==== Available records

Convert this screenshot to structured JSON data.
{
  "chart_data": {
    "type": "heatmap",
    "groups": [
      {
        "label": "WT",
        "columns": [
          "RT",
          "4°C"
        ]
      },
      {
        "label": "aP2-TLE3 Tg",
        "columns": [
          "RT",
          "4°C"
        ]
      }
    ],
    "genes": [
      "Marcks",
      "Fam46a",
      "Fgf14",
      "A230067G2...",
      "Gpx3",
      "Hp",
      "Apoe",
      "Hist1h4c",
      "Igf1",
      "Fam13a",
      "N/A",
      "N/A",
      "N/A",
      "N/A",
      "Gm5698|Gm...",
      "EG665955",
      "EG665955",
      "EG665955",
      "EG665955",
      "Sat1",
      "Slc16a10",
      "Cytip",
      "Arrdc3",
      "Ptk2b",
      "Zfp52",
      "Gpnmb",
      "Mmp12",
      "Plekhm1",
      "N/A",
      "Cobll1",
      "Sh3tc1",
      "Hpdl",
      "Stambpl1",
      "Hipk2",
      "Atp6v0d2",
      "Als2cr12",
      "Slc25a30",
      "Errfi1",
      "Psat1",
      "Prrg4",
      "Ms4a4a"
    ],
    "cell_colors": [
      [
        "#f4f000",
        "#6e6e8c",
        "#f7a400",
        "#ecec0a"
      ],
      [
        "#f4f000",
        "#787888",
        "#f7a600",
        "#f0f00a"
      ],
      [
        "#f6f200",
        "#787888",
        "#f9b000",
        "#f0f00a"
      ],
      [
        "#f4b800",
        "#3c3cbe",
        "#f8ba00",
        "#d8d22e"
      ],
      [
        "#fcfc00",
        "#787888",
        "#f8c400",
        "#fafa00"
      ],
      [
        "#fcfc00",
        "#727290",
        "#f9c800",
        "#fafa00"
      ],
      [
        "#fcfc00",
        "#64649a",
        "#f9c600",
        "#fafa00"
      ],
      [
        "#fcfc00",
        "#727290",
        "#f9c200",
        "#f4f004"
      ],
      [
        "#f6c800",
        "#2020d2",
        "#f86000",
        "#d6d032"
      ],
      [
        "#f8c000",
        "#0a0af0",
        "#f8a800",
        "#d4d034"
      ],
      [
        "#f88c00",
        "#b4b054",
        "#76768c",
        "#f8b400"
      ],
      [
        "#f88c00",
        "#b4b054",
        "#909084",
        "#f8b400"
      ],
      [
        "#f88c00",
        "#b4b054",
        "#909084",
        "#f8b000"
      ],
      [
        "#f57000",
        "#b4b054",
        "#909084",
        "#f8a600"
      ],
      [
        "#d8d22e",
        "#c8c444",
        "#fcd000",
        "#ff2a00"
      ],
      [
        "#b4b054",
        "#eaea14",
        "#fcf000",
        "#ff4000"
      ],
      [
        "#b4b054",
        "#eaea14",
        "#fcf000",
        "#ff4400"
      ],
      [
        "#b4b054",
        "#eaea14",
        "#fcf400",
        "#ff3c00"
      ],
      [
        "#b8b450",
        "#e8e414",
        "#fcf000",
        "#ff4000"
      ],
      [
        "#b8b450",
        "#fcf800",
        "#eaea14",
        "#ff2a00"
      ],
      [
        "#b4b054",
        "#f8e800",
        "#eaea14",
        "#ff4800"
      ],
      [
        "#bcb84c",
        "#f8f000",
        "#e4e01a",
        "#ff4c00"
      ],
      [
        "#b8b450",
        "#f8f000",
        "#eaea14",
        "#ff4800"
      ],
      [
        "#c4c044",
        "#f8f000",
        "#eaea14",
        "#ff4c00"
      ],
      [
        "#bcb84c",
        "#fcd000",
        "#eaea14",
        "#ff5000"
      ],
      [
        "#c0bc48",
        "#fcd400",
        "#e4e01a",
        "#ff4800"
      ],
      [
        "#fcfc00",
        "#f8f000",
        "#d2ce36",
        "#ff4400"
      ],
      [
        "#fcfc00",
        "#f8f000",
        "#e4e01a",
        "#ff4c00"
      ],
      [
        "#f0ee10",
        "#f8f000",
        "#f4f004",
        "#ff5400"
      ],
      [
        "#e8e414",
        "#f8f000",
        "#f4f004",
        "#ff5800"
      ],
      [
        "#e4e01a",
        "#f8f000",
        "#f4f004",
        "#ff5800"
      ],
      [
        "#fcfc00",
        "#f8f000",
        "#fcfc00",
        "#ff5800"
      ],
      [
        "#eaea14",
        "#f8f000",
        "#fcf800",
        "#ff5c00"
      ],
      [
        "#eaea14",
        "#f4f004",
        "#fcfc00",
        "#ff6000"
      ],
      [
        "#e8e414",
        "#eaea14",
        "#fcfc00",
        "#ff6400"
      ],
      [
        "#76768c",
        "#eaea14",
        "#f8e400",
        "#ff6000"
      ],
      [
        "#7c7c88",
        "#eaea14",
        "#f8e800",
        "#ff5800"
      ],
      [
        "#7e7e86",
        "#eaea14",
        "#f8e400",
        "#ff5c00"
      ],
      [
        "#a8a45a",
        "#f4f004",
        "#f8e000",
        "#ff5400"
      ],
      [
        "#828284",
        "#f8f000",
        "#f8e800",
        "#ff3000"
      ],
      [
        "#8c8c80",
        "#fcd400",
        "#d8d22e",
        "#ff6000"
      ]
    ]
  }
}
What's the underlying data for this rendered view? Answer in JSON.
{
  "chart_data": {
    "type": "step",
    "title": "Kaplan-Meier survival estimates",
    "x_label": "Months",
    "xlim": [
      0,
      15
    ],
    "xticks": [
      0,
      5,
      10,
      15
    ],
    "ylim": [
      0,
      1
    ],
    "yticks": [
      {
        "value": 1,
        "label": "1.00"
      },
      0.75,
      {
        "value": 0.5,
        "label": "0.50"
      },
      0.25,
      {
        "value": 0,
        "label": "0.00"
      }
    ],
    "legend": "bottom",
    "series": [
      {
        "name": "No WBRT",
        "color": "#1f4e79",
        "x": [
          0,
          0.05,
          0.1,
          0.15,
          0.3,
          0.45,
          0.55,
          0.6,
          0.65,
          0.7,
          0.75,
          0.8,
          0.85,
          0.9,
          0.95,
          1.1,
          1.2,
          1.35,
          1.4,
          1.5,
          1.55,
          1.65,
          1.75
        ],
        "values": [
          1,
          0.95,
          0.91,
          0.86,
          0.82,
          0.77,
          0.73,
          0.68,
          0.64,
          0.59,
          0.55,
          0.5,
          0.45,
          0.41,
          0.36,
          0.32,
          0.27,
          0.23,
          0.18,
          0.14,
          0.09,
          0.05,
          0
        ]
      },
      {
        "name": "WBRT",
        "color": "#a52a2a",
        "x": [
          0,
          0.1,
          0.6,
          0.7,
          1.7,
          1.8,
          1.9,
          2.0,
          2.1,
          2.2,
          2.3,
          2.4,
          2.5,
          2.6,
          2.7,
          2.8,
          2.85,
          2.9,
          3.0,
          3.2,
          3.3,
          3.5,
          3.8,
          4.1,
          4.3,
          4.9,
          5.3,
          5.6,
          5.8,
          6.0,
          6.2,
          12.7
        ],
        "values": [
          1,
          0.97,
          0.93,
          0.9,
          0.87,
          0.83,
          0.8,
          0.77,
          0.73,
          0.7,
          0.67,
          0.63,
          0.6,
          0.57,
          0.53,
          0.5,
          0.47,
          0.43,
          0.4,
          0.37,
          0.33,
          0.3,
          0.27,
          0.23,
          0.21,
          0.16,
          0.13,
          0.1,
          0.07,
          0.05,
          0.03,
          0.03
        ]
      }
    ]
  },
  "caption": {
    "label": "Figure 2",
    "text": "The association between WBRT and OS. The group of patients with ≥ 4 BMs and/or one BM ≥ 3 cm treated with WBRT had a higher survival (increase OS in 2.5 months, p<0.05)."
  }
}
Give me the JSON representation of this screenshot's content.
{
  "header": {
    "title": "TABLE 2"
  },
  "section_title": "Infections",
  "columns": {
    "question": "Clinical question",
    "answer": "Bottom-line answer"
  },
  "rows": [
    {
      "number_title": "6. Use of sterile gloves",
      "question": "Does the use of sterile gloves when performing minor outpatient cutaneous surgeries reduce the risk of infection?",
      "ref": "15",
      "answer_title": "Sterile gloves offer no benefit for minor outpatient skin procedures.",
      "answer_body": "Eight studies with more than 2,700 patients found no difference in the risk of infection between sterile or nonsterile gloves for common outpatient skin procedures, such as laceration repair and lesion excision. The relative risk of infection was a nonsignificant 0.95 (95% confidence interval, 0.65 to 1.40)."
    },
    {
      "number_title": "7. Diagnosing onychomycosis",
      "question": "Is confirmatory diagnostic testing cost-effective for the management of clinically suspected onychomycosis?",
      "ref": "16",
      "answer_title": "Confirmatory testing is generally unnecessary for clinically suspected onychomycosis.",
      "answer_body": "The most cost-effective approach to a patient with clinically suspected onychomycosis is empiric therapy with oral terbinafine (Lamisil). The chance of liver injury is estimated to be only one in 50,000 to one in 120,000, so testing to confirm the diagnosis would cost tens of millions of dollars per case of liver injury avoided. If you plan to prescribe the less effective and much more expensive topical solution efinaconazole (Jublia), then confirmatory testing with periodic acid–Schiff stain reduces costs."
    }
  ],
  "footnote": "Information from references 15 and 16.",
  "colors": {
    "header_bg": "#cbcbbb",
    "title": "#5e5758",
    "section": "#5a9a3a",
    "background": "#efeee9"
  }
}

========

Your assignment
Return each line above where the word "WBRT" shows up.

Expected answer
        "name": "No WBRT",
        "name": "WBRT",
    "text": "The association between WBRT and OS. The group of patients with ≥ 4 BMs and/or one BM ≥ 3 cm treated with WBRT had a higher survival (increase OS in 2.5 months, p<0.05)."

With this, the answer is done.